▶ Text segment

Its inventory is based on the transcriptions from a dictionary of transcriptions of unclear origins provided by Mike Hammond ('newdic.txt'); as far as I can tell, its transcriptions are from the same source as the NetTalk Corpus and what I think is the Hoosier Mental Lexicon (Hammond's dictionary also shares word frequency estiamtes with what I think is the HML) -- some digitally transcribed English dictionary from the 60s or 70s. There are about 20k entries in Hammond's newdic.

The Irvine Phonotactic Online Dictionary ('IPhOD') contains those transcriptions from the CMU pronouncing dictionary (many of whose transcriptions were also taken from some dictionary and whose other transcription sources are unvetted and undocumented) that could be aligned with orthographic word frequency estimates from the SUBTLEX_US database. There are 40-50k entries in IPhOD.

▶ Records shown
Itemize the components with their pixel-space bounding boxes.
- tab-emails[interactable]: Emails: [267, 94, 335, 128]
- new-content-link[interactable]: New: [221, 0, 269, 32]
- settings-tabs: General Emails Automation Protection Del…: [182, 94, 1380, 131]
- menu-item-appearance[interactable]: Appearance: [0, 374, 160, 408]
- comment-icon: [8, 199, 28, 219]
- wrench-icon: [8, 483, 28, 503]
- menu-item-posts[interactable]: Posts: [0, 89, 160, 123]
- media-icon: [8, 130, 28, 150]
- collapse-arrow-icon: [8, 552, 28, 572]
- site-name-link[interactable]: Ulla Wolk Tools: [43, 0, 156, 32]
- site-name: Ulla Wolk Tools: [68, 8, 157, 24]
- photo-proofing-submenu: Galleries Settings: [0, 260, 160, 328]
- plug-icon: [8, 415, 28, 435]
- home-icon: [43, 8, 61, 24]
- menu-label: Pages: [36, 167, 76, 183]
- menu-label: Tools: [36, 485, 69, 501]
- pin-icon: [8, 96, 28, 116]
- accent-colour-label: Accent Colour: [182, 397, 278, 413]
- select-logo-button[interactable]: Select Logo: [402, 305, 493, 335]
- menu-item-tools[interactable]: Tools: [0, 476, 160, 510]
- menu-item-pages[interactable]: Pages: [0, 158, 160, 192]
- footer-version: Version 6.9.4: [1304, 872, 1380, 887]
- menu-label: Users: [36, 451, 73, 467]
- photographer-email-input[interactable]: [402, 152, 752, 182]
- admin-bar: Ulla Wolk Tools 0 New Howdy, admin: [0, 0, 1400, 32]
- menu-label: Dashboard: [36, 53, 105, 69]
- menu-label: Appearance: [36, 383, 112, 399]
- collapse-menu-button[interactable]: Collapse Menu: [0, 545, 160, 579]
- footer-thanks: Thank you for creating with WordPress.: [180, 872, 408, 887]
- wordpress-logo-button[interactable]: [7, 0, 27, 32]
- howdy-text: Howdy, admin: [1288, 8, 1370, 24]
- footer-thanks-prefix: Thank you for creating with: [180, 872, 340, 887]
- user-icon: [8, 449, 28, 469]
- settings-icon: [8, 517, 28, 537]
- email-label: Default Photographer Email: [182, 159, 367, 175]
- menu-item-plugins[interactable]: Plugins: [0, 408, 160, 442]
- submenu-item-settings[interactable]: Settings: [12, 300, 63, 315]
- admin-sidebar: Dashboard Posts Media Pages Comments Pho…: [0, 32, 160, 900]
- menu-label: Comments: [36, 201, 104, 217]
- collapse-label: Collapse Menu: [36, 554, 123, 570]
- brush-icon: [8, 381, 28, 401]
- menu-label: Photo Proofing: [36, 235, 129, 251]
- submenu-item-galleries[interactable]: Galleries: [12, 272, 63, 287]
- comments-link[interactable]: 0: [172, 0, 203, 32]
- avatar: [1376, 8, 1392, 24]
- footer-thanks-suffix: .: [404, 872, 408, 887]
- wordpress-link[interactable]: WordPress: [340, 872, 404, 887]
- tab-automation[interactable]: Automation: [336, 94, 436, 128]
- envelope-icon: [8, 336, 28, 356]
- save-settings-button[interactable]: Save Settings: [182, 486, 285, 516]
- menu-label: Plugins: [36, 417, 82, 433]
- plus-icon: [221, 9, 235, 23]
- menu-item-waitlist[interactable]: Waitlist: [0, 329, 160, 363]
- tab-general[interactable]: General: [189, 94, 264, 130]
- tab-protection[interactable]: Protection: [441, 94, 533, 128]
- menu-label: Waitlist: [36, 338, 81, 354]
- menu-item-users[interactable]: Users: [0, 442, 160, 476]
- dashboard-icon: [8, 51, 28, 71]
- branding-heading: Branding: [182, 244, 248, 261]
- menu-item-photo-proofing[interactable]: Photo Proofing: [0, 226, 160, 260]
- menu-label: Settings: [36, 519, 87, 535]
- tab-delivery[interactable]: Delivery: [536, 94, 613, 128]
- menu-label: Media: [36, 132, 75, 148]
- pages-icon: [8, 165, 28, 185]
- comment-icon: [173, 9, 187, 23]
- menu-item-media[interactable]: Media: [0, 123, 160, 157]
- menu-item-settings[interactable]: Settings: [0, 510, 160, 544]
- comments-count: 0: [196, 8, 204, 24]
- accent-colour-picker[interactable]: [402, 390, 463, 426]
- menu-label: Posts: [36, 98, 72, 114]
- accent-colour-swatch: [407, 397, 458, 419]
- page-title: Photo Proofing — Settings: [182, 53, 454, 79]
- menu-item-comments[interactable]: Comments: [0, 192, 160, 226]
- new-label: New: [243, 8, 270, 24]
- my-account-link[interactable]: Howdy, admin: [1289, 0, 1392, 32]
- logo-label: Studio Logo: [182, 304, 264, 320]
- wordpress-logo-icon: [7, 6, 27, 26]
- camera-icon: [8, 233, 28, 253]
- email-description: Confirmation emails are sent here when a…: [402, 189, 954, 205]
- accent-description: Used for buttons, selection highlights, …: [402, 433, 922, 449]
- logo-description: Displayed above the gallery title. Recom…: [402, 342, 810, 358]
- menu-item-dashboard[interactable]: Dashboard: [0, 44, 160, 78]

▶ Work to complete
Reproduce the passage on pronunciation dictionaries word for word, between "Its inventory is" and "in Hammond's newdic.", inclusive. The records have nothing to do with what you're asked to do here.

▶ Exercise answer
Its inventory is based on the transcriptions from a dictionary of transcriptions of unclear origins provided by Mike Hammond ('newdic.txt'); as far as I can tell, its transcriptions are from the same source as the NetTalk Corpus and what I think is the Hoosier Mental Lexicon (Hammond's dictionary also shares word frequency estiamtes with what I think is the HML) -- some digitally transcribed English dictionary from the 60s or 70s. There are about 20k entries in Hammond's newdic.